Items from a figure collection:
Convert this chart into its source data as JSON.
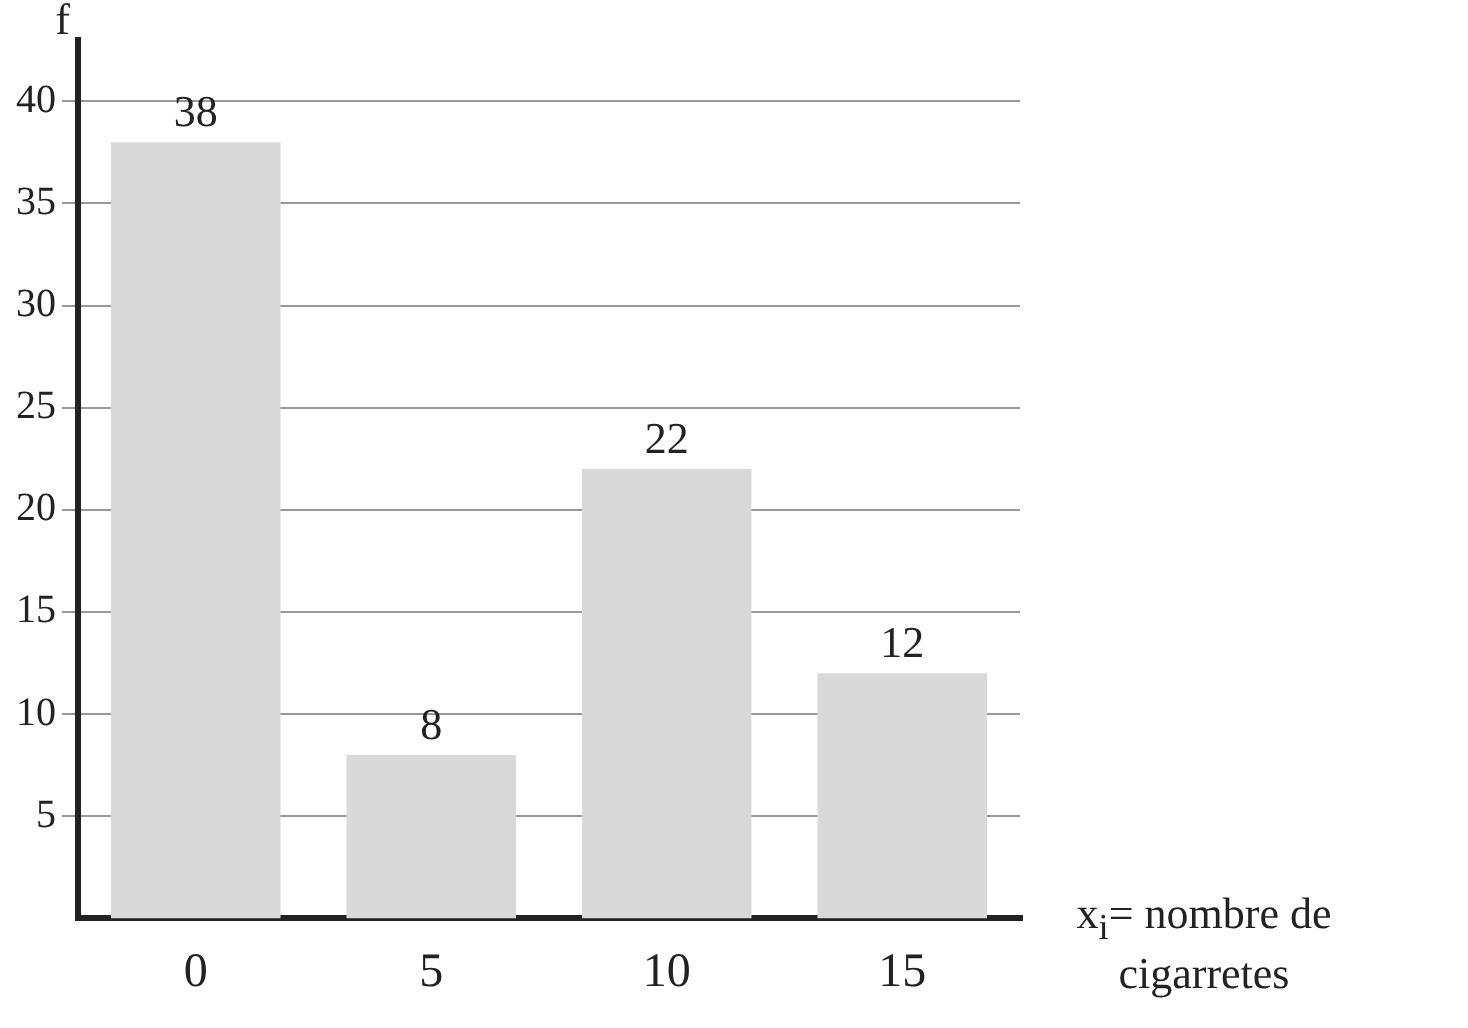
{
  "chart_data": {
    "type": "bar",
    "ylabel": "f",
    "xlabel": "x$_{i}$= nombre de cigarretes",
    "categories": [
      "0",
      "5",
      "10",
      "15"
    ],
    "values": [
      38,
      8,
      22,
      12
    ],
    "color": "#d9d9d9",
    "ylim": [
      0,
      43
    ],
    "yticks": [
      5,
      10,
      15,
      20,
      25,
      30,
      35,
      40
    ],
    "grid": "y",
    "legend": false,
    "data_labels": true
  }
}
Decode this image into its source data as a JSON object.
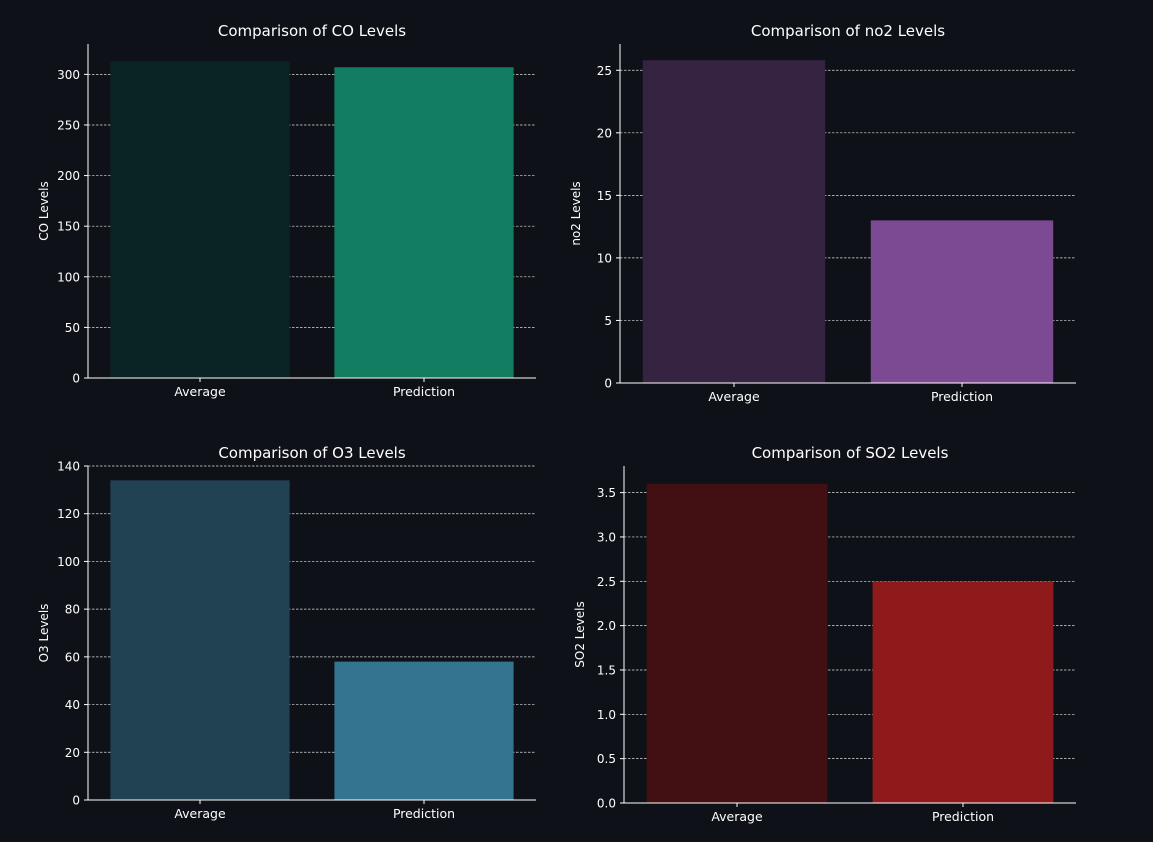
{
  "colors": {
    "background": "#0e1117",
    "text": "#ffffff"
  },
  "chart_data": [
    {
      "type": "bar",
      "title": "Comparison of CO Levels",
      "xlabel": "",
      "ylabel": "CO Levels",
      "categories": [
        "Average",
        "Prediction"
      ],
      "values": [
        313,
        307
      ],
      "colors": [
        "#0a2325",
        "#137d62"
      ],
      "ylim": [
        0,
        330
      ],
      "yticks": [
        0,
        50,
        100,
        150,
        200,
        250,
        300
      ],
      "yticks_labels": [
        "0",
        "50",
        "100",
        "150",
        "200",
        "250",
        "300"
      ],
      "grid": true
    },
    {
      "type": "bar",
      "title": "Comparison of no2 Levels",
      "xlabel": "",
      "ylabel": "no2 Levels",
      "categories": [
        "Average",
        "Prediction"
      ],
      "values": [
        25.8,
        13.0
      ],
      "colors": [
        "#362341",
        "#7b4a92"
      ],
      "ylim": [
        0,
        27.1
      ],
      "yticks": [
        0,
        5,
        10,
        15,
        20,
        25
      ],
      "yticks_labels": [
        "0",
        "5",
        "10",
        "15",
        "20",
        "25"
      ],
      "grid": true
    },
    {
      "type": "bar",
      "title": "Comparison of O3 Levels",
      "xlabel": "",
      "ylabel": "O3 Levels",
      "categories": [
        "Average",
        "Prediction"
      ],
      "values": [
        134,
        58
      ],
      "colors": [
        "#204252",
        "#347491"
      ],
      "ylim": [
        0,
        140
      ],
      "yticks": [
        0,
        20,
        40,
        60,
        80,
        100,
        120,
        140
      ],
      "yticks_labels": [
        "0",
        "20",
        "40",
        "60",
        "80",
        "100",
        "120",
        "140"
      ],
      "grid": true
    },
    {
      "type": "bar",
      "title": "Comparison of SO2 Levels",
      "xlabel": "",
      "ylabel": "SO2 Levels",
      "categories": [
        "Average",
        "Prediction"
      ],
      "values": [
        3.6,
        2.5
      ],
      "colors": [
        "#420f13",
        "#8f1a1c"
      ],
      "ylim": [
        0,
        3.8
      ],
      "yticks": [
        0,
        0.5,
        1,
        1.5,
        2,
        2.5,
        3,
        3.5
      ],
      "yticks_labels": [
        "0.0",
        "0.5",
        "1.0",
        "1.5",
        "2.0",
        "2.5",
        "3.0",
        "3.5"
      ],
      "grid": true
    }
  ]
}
* * *
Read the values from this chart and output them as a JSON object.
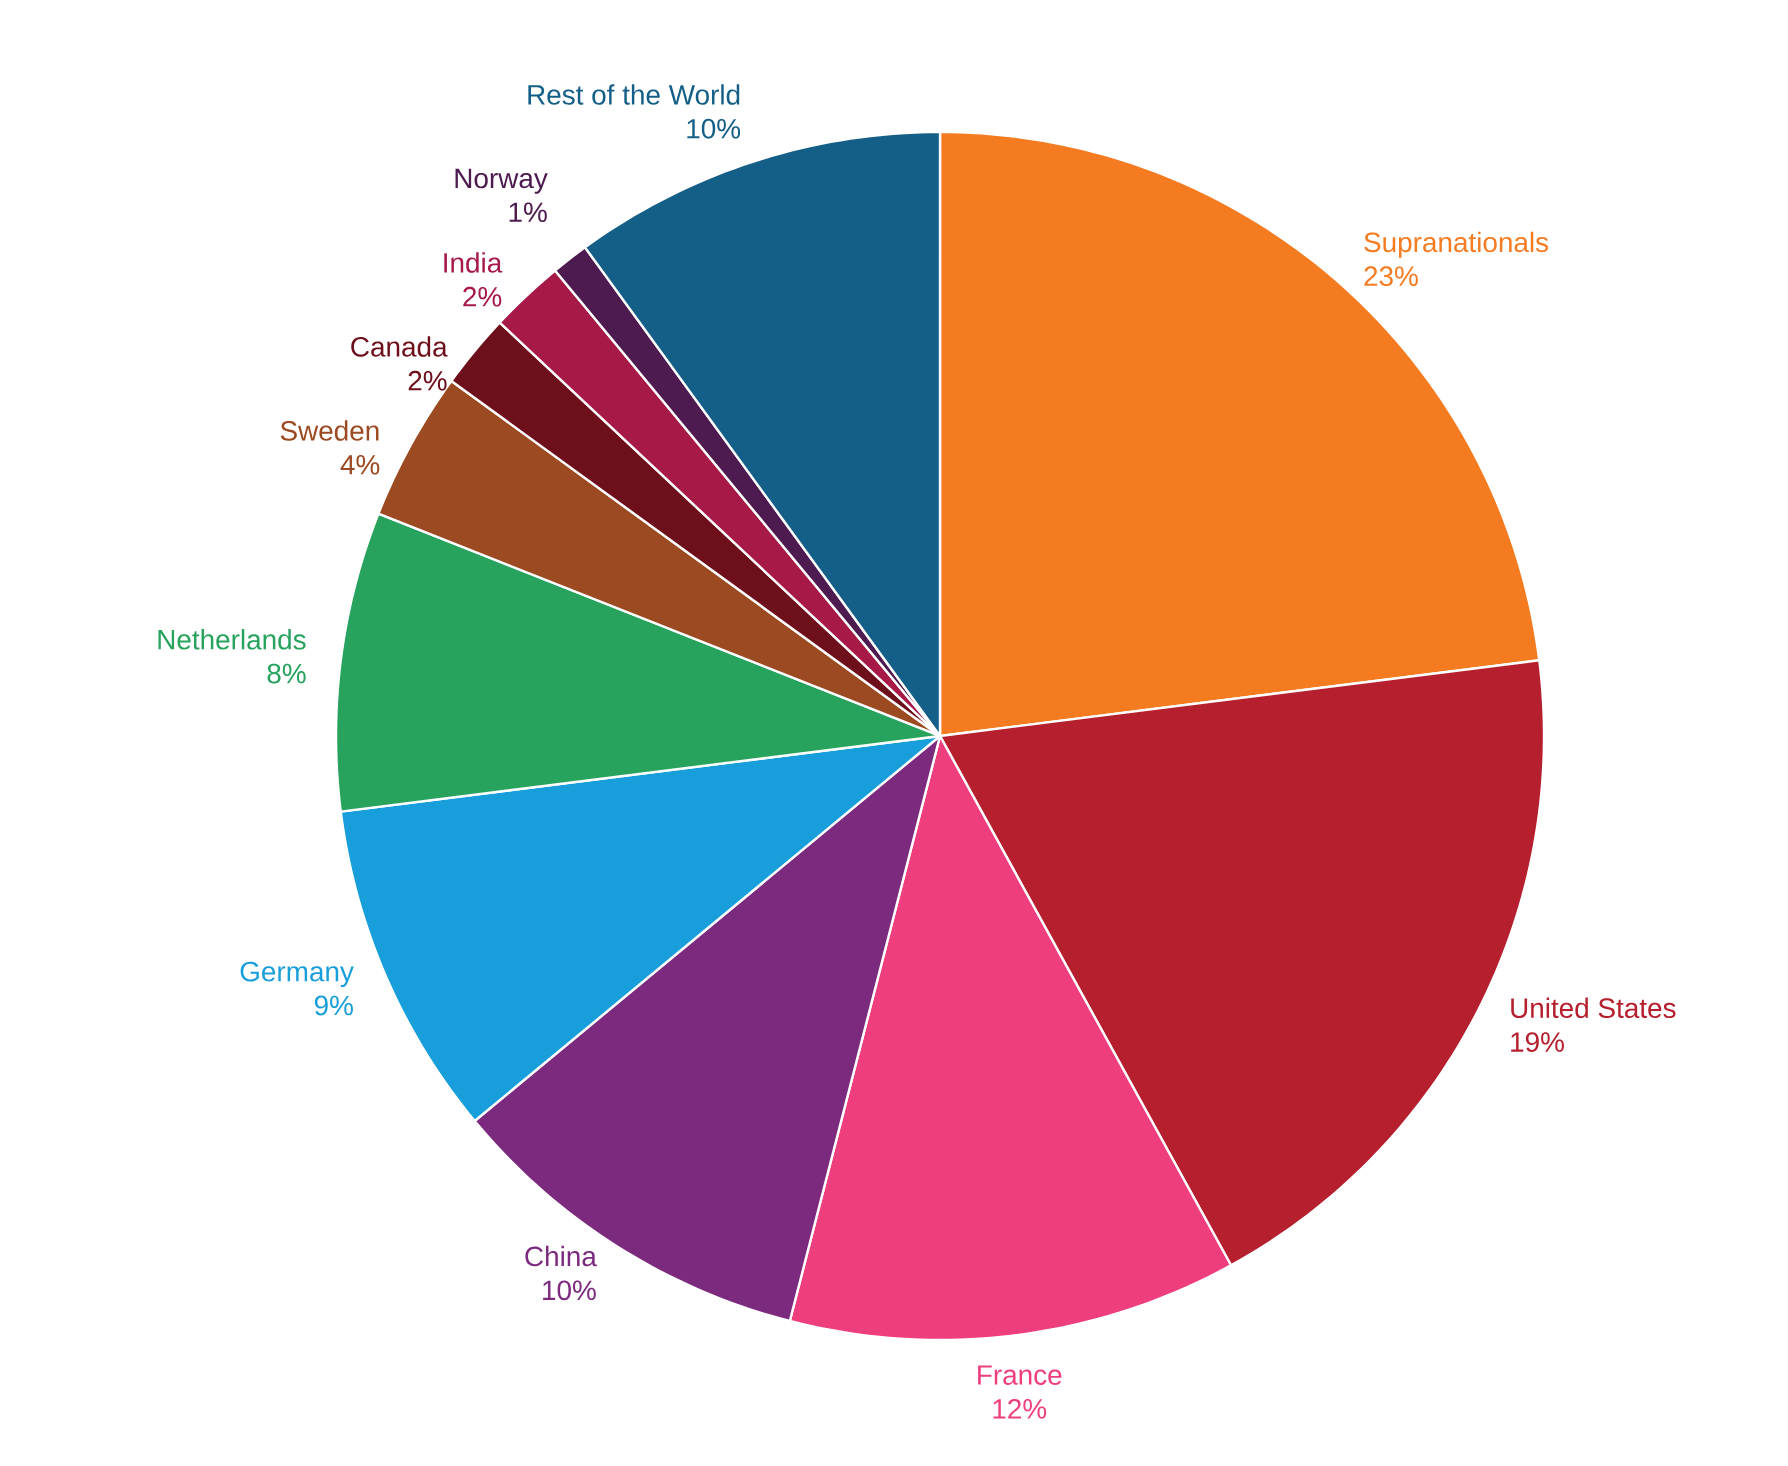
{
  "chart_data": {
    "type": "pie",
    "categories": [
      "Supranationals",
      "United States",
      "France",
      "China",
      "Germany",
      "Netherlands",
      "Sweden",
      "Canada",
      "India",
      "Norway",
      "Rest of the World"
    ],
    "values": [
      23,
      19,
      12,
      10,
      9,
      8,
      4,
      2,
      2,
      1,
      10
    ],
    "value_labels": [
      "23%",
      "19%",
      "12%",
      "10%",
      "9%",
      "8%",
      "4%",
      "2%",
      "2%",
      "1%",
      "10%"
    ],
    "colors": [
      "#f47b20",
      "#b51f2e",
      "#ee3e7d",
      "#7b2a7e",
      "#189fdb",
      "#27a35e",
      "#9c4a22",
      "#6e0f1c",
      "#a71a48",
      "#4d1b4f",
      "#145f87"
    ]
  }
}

EXERCISE DESCRIPTION =
Using the listing above, gather each line that holds the string "JSON" and copy it.

TASK OUTPUT =
Convert this chart into its source data as JSON.
Decode this image into its source data as a JSON object.
Read the values from this chart and output them as a JSON object.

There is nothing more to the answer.